=== PROBLEM TO WORK ON ===
Copy out the listing below line for line, changing nothing.
※ ※ ※
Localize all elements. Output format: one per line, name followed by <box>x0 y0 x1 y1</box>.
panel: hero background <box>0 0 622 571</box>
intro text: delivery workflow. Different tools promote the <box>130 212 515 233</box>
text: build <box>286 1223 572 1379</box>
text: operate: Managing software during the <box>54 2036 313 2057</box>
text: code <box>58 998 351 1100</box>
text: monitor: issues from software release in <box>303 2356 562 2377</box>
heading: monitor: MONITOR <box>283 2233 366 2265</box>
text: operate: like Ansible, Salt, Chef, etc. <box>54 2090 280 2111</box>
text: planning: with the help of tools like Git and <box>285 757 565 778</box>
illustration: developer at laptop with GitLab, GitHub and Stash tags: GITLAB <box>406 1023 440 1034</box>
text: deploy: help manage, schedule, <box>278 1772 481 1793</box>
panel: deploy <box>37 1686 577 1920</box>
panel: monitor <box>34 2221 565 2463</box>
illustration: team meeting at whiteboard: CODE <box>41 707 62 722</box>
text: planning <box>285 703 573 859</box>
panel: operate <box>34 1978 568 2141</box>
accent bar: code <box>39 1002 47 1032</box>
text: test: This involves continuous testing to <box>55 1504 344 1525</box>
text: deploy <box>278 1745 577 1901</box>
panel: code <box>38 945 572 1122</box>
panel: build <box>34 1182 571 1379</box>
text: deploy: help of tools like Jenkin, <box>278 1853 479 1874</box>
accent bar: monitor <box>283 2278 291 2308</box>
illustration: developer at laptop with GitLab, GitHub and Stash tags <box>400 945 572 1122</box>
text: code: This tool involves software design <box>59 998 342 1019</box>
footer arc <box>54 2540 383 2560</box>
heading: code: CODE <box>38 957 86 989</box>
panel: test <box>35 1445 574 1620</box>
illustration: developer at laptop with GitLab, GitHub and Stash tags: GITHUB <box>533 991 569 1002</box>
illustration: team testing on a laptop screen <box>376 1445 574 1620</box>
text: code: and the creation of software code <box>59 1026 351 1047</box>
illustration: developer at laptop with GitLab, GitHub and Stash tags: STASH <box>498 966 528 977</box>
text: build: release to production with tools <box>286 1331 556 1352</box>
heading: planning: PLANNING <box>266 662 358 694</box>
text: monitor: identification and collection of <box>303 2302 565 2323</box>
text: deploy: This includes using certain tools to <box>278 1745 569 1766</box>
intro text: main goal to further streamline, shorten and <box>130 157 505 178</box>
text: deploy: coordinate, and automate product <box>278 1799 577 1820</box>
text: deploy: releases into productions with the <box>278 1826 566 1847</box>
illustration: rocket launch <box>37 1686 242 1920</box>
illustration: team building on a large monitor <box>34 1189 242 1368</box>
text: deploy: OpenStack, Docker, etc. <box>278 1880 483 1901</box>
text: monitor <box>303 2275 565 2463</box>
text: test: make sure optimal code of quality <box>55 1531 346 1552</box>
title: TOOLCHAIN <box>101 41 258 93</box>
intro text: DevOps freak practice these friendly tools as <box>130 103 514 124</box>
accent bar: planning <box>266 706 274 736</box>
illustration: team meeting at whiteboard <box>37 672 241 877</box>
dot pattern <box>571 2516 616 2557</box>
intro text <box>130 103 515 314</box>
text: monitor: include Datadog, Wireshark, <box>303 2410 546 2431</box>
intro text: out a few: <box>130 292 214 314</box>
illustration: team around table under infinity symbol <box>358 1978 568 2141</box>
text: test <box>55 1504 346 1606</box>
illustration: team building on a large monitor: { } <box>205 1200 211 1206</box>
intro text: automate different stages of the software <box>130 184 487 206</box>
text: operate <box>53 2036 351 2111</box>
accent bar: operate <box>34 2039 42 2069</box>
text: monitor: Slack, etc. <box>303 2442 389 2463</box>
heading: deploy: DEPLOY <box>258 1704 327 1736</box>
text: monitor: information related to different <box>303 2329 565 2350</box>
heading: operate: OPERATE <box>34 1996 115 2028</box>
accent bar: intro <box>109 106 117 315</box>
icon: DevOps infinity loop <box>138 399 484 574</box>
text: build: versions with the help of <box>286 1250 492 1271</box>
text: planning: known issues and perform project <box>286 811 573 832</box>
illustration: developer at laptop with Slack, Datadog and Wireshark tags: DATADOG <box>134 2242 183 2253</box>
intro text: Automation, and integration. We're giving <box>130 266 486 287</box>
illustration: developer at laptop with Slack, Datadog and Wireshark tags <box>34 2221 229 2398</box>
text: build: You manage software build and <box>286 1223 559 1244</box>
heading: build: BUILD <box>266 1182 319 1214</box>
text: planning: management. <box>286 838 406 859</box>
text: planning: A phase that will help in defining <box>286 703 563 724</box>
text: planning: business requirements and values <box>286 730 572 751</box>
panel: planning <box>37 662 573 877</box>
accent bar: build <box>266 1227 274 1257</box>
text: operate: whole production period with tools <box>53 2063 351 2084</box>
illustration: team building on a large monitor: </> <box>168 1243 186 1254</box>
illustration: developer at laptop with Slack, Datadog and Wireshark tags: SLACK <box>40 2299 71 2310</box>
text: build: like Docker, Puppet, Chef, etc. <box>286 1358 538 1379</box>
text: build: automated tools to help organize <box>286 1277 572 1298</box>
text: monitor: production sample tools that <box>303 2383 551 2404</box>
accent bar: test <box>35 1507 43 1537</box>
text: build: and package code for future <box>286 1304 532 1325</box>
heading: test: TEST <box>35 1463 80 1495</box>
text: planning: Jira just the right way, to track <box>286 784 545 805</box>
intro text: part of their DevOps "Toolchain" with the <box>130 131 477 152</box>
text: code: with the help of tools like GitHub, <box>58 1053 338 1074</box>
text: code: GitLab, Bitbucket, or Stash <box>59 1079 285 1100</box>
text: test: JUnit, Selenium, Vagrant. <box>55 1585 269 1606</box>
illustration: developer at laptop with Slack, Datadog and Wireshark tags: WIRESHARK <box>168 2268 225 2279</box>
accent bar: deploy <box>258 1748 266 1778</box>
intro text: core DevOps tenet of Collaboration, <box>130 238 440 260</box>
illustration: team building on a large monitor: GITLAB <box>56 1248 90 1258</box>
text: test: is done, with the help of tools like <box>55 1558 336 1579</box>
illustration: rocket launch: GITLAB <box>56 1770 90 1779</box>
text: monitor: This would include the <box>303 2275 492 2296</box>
※ ※ ※
=== OUTPUT ===
Localize all elements. Output format: one per line, name followed by <box>x0 y0 x1 y1</box>.
panel: hero background <box>0 0 622 571</box>
intro text: delivery workflow. Different tools promote the <box>130 212 515 233</box>
text: build <box>286 1223 572 1379</box>
text: operate: Managing software during the <box>54 2036 313 2057</box>
text: code <box>58 998 351 1100</box>
text: monitor: issues from software release in <box>303 2356 562 2377</box>
heading: monitor: MONITOR <box>283 2233 366 2265</box>
text: operate: like Ansible, Salt, Chef, etc. <box>54 2090 280 2111</box>
text: planning: with the help of tools like Git and <box>285 757 565 778</box>
illustration: developer at laptop with GitLab, GitHub and Stash tags: GITLAB <box>406 1023 440 1034</box>
text: deploy: help manage, schedule, <box>278 1772 481 1793</box>
panel: deploy <box>37 1686 577 1920</box>
panel: monitor <box>34 2221 565 2463</box>
illustration: team meeting at whiteboard: CODE <box>41 707 62 722</box>
text: planning <box>285 703 573 859</box>
panel: operate <box>34 1978 568 2141</box>
accent bar: code <box>39 1002 47 1032</box>
text: test: This involves continuous testing to <box>55 1504 344 1525</box>
text: deploy <box>278 1745 577 1901</box>
panel: code <box>38 945 572 1122</box>
panel: build <box>34 1182 571 1379</box>
text: deploy: help of tools like Jenkin, <box>278 1853 479 1874</box>
accent bar: monitor <box>283 2278 291 2308</box>
illustration: developer at laptop with GitLab, GitHub and Stash tags <box>400 945 572 1122</box>
text: code: This tool involves software design <box>59 998 342 1019</box>
footer arc <box>54 2540 383 2560</box>
heading: code: CODE <box>38 957 86 989</box>
panel: test <box>35 1445 574 1620</box>
illustration: developer at laptop with GitLab, GitHub and Stash tags: GITHUB <box>533 991 569 1002</box>
illustration: team testing on a laptop screen <box>376 1445 574 1620</box>
text: code: and the creation of software code <box>59 1026 351 1047</box>
illustration: developer at laptop with GitLab, GitHub and Stash tags: STASH <box>498 966 528 977</box>
text: build: release to production with tools <box>286 1331 556 1352</box>
heading: planning: PLANNING <box>266 662 358 694</box>
text: monitor: identification and collection of <box>303 2302 565 2323</box>
text: deploy: This includes using certain tools to <box>278 1745 569 1766</box>
intro text: main goal to further streamline, shorten and <box>130 157 505 178</box>
text: deploy: coordinate, and automate product <box>278 1799 577 1820</box>
text: deploy: releases into productions with the <box>278 1826 566 1847</box>
illustration: rocket launch <box>37 1686 242 1920</box>
illustration: team building on a large monitor <box>34 1189 242 1368</box>
text: deploy: OpenStack, Docker, etc. <box>278 1880 483 1901</box>
text: monitor <box>303 2275 565 2463</box>
text: test: make sure optimal code of quality <box>55 1531 346 1552</box>
title: TOOLCHAIN <box>101 41 258 93</box>
intro text: DevOps freak practice these friendly tools as <box>130 103 514 124</box>
accent bar: planning <box>266 706 274 736</box>
illustration: team meeting at whiteboard <box>37 672 241 877</box>
dot pattern <box>571 2516 616 2557</box>
intro text <box>130 103 515 314</box>
text: monitor: include Datadog, Wireshark, <box>303 2410 546 2431</box>
intro text: out a few: <box>130 292 214 314</box>
illustration: team around table under infinity symbol <box>358 1978 568 2141</box>
text: test <box>55 1504 346 1606</box>
illustration: team building on a large monitor: { } <box>205 1200 211 1206</box>
intro text: automate different stages of the software <box>130 184 487 206</box>
text: operate <box>53 2036 351 2111</box>
accent bar: operate <box>34 2039 42 2069</box>
text: monitor: Slack, etc. <box>303 2442 389 2463</box>
heading: deploy: DEPLOY <box>258 1704 327 1736</box>
text: monitor: information related to different <box>303 2329 565 2350</box>
heading: operate: OPERATE <box>34 1996 115 2028</box>
accent bar: intro <box>109 106 117 315</box>
icon: DevOps infinity loop <box>138 399 484 574</box>
text: build: versions with the help of <box>286 1250 492 1271</box>
text: planning: known issues and perform project <box>286 811 573 832</box>
illustration: developer at laptop with Slack, Datadog and Wireshark tags: DATADOG <box>134 2242 183 2253</box>
intro text: Automation, and integration. We're giving <box>130 266 486 287</box>
illustration: developer at laptop with Slack, Datadog and Wireshark tags <box>34 2221 229 2398</box>
text: build: You manage software build and <box>286 1223 559 1244</box>
heading: build: BUILD <box>266 1182 319 1214</box>
text: planning: management. <box>286 838 406 859</box>
text: planning: A phase that will help in defining <box>286 703 563 724</box>
text: planning: business requirements and values <box>286 730 572 751</box>
panel: planning <box>37 662 573 877</box>
accent bar: build <box>266 1227 274 1257</box>
text: operate: whole production period with tools <box>53 2063 351 2084</box>
illustration: team building on a large monitor: </> <box>168 1243 186 1254</box>
illustration: developer at laptop with Slack, Datadog and Wireshark tags: SLACK <box>40 2299 71 2310</box>
text: build: like Docker, Puppet, Chef, etc. <box>286 1358 538 1379</box>
text: build: automated tools to help organize <box>286 1277 572 1298</box>
text: monitor: production sample tools that <box>303 2383 551 2404</box>
accent bar: test <box>35 1507 43 1537</box>
text: build: and package code for future <box>286 1304 532 1325</box>
heading: test: TEST <box>35 1463 80 1495</box>
text: planning: Jira just the right way, to track <box>286 784 545 805</box>
intro text: part of their DevOps "Toolchain" with the <box>130 131 477 152</box>
text: code: with the help of tools like GitHub, <box>58 1053 338 1074</box>
text: code: GitLab, Bitbucket, or Stash <box>59 1079 285 1100</box>
text: test: JUnit, Selenium, Vagrant. <box>55 1585 269 1606</box>
illustration: developer at laptop with Slack, Datadog and Wireshark tags: WIRESHARK <box>168 2268 225 2279</box>
accent bar: deploy <box>258 1748 266 1778</box>
intro text: core DevOps tenet of Collaboration, <box>130 238 440 260</box>
illustration: team building on a large monitor: GITLAB <box>56 1248 90 1258</box>
text: test: is done, with the help of tools like <box>55 1558 336 1579</box>
illustration: rocket launch: GITLAB <box>56 1770 90 1779</box>
text: monitor: This would include the <box>303 2275 492 2296</box>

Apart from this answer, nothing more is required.